Exercise objective — Reproduce verbatim the items below, from the line containing "- avg-200-line[interactable]: [72, 142, 1099, 527]" through the line containing "- price-line-point: [243, 331, 244, 332]", with both of those lines included.

Material for this task —
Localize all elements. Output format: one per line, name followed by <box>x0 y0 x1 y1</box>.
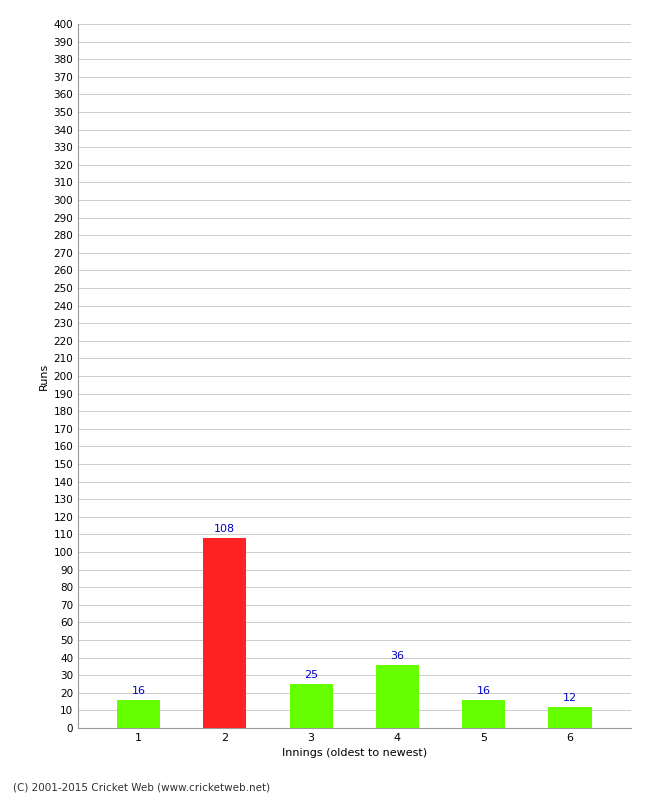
Text: 12: 12 <box>563 694 577 703</box>
Text: (C) 2001-2015 Cricket Web (www.cricketweb.net): (C) 2001-2015 Cricket Web (www.cricketwe… <box>13 782 270 792</box>
Bar <box>289 684 333 728</box>
Text: 108: 108 <box>214 525 235 534</box>
Bar <box>117 700 160 728</box>
Text: 36: 36 <box>391 651 404 661</box>
Bar <box>376 665 419 728</box>
Bar <box>203 538 246 728</box>
X-axis label: Innings (oldest to newest): Innings (oldest to newest) <box>281 749 427 758</box>
Text: 25: 25 <box>304 670 318 681</box>
Y-axis label: Runs: Runs <box>39 362 49 390</box>
Bar <box>549 707 592 728</box>
Text: 16: 16 <box>131 686 146 696</box>
Text: 16: 16 <box>476 686 491 696</box>
Bar <box>462 700 505 728</box>
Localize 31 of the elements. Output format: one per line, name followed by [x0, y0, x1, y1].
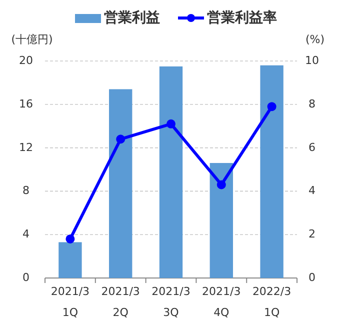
y2-tick-label: 2 — [308, 228, 316, 241]
point — [216, 180, 226, 190]
bar — [109, 89, 132, 278]
bar — [58, 242, 82, 278]
bar — [210, 162, 233, 278]
y-tick-label: 4 — [22, 228, 30, 241]
point — [267, 102, 276, 112]
point — [116, 134, 126, 144]
y2-tick-label: 0 — [308, 271, 316, 284]
x-tick-label: 2021/3 4Q — [202, 285, 241, 320]
bar — [159, 66, 183, 278]
y-tick-label: 0 — [22, 271, 30, 284]
y-tick-label: 8 — [22, 184, 30, 198]
legend-label: 営業利益率 — [207, 8, 277, 26]
y2-tick-label: 8 — [308, 97, 316, 110]
x-tick-label: 2021/3 2Q — [101, 285, 140, 320]
y-tick-label: 12 — [19, 140, 33, 154]
x-tick-label: 2021/3 3Q — [152, 285, 190, 320]
x-tick-label: 2022/3 1Q — [252, 285, 292, 320]
bar — [260, 65, 284, 278]
y2-tick-label: 4 — [308, 184, 316, 198]
y-tick-label: 20 — [19, 54, 33, 68]
x-tick-label: 2021/3 1Q — [50, 285, 90, 320]
y-axis-title: (十億円) — [11, 33, 53, 46]
point — [66, 234, 75, 244]
point — [166, 119, 176, 128]
y2-tick-label: 6 — [308, 140, 316, 154]
y2-tick-label: 10 — [305, 54, 319, 68]
y2-axis-title: (%) — [305, 33, 325, 46]
legend-label: 営業利益 — [104, 10, 160, 26]
y-tick-label: 16 — [19, 97, 33, 110]
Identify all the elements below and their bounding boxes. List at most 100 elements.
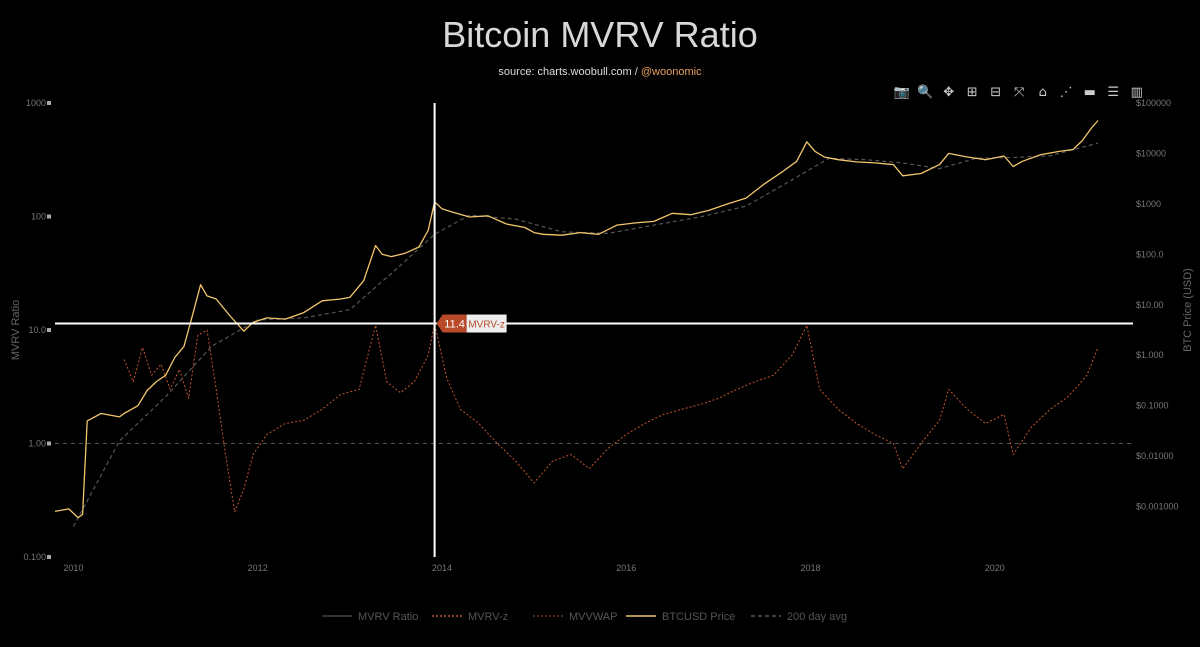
- avg-200-line[interactable]: [72, 142, 1099, 527]
- y-axis-title: MVRV Ratio: [10, 300, 22, 360]
- avg-200-line-point: [469, 214, 470, 215]
- home-icon[interactable]: ⌂: [1038, 84, 1047, 100]
- y2-tick-label: $100000: [1136, 98, 1171, 108]
- y2-tick-label: $100.0: [1136, 249, 1164, 259]
- price-line-point: [216, 298, 217, 299]
- price-line-point: [902, 175, 903, 176]
- mvrv-z-line-point: [478, 423, 479, 424]
- price-line-point: [824, 156, 825, 157]
- hover-label-box: [466, 314, 507, 333]
- price-line-point: [243, 331, 244, 332]
- avg-200-line-point: [211, 346, 212, 347]
- price-line-point: [193, 312, 194, 313]
- price-line-point: [1082, 140, 1083, 141]
- price-line-point: [893, 164, 894, 165]
- legend-item-label[interactable]: BTCUSD Price: [662, 611, 735, 623]
- y2-tick-label: $0.1000: [1136, 401, 1169, 411]
- price-line-point: [690, 214, 691, 215]
- mvrv-z-line-point: [124, 359, 125, 360]
- price-line-point: [363, 280, 364, 281]
- camera-icon[interactable]: 📷: [893, 84, 910, 100]
- mvrv-z-line-point: [515, 460, 516, 461]
- hover-label: MVRV-z: [468, 320, 505, 331]
- price-line-point: [616, 224, 617, 225]
- price-line-point: [229, 315, 230, 316]
- avg-200-line-point: [1097, 143, 1098, 144]
- mvrv-z-line-point: [939, 420, 940, 421]
- price-line-point: [1059, 151, 1060, 152]
- mvrv-z-line-point: [243, 488, 244, 489]
- price-line[interactable]: [54, 120, 1099, 519]
- y-tick-mark: [47, 441, 51, 446]
- avg-200-line-point: [939, 168, 940, 169]
- price-line-point: [534, 232, 535, 233]
- mvrv-z-line-point: [626, 434, 627, 435]
- mvrv-z-line-point: [663, 414, 664, 415]
- hover-compare-icon[interactable]: ☰: [1107, 84, 1120, 100]
- avg-200-line-point: [165, 396, 166, 397]
- zoom-icon[interactable]: 🔍: [917, 84, 934, 100]
- mvrv-z-line-point: [819, 389, 820, 390]
- mvrv-z-line-point: [428, 355, 429, 356]
- legend-item-label[interactable]: MVVWAP: [569, 611, 618, 623]
- spike-lines-icon[interactable]: ⋰: [1059, 84, 1073, 100]
- price-line-point: [635, 222, 636, 223]
- mvrv-z-line-point: [142, 347, 143, 348]
- avg-200-line-point: [119, 440, 120, 441]
- y-tick-label: 0.100: [23, 552, 46, 562]
- y2-tick-label: $1.000: [1136, 350, 1164, 360]
- mvrv-z-line-point: [446, 377, 447, 378]
- legend-item-label[interactable]: MVRV-z: [468, 611, 508, 623]
- avg-200-line-point: [791, 179, 792, 180]
- mvrv-z-line-point: [386, 381, 387, 382]
- price-line-point: [764, 183, 765, 184]
- legend-item-label[interactable]: MVRV Ratio: [358, 611, 418, 623]
- y2-tick-label: $10.00: [1136, 300, 1164, 310]
- price-line-point: [1097, 120, 1098, 121]
- x-tick-label: 2016: [616, 563, 636, 573]
- mvrv-z-line-point: [607, 448, 608, 449]
- mvrv-z-line-point: [340, 394, 341, 395]
- price-line-point: [340, 298, 341, 299]
- y-tick-mark: [47, 328, 51, 332]
- price-line-point: [1013, 166, 1014, 167]
- mvrv-z-line-point: [414, 381, 415, 382]
- x-tick-label: 2018: [801, 563, 821, 573]
- x-tick-label: 2010: [63, 563, 83, 573]
- pan-icon[interactable]: ✥: [943, 84, 955, 100]
- plotly-logo-icon[interactable]: ▥: [1130, 84, 1143, 100]
- autoscale-icon[interactable]: ⤧: [1014, 84, 1025, 100]
- avg-200-line-point: [865, 159, 866, 160]
- price-line-point: [487, 215, 488, 216]
- price-line-point: [580, 232, 581, 233]
- price-line-point: [147, 390, 148, 391]
- price-line-point: [68, 508, 69, 509]
- mvrv-z-line[interactable]: [123, 323, 1099, 513]
- zoom-in-icon[interactable]: ⊞: [966, 84, 978, 100]
- mvrv-z-line-point: [460, 409, 461, 410]
- mvrv-z-line-point: [1097, 347, 1098, 348]
- mvrv-z-line-point: [225, 454, 226, 455]
- hover-closest-icon[interactable]: ▬: [1083, 84, 1096, 100]
- price-line-point: [1040, 154, 1041, 155]
- legend-item-label[interactable]: 200 day avg: [787, 611, 847, 623]
- price-line-point: [506, 223, 507, 224]
- price-line-point: [381, 254, 382, 255]
- avg-200-line-point: [653, 224, 654, 225]
- mvrv-z-line-point: [948, 389, 949, 390]
- price-line-point: [322, 300, 323, 301]
- mvrv-z-line-point: [736, 389, 737, 390]
- zoom-out-icon[interactable]: ⊟: [990, 84, 1002, 100]
- mvrv-z-line-point: [681, 409, 682, 410]
- price-line-point: [598, 234, 599, 235]
- y-tick-label: 1.00: [28, 439, 46, 449]
- y2-tick-label: $1000: [1136, 199, 1161, 209]
- source-handle-link[interactable]: @woonomic: [640, 66, 702, 78]
- price-line-point: [206, 295, 207, 296]
- mvrv-z-line-point: [179, 369, 180, 370]
- y2-tick-label: $0.01000: [1136, 451, 1174, 461]
- y2-tick-label: $10000: [1136, 148, 1166, 158]
- price-line-point: [124, 413, 125, 414]
- mvrv-z-line-point: [206, 329, 207, 330]
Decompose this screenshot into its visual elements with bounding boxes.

Result for this task —
- avg-200-line[interactable]: [72, 142, 1099, 527]
- y-axis-title: MVRV Ratio: [10, 300, 22, 360]
- avg-200-line-point: [469, 214, 470, 215]
- home-icon[interactable]: ⌂: [1038, 84, 1047, 100]
- y2-tick-label: $100000: [1136, 98, 1171, 108]
- y2-tick-label: $100.0: [1136, 249, 1164, 259]
- price-line-point: [216, 298, 217, 299]
- price-line-point: [902, 175, 903, 176]
- mvrv-z-line-point: [478, 423, 479, 424]
- price-line-point: [824, 156, 825, 157]
- hover-label-box: [466, 314, 507, 333]
- price-line-point: [243, 331, 244, 332]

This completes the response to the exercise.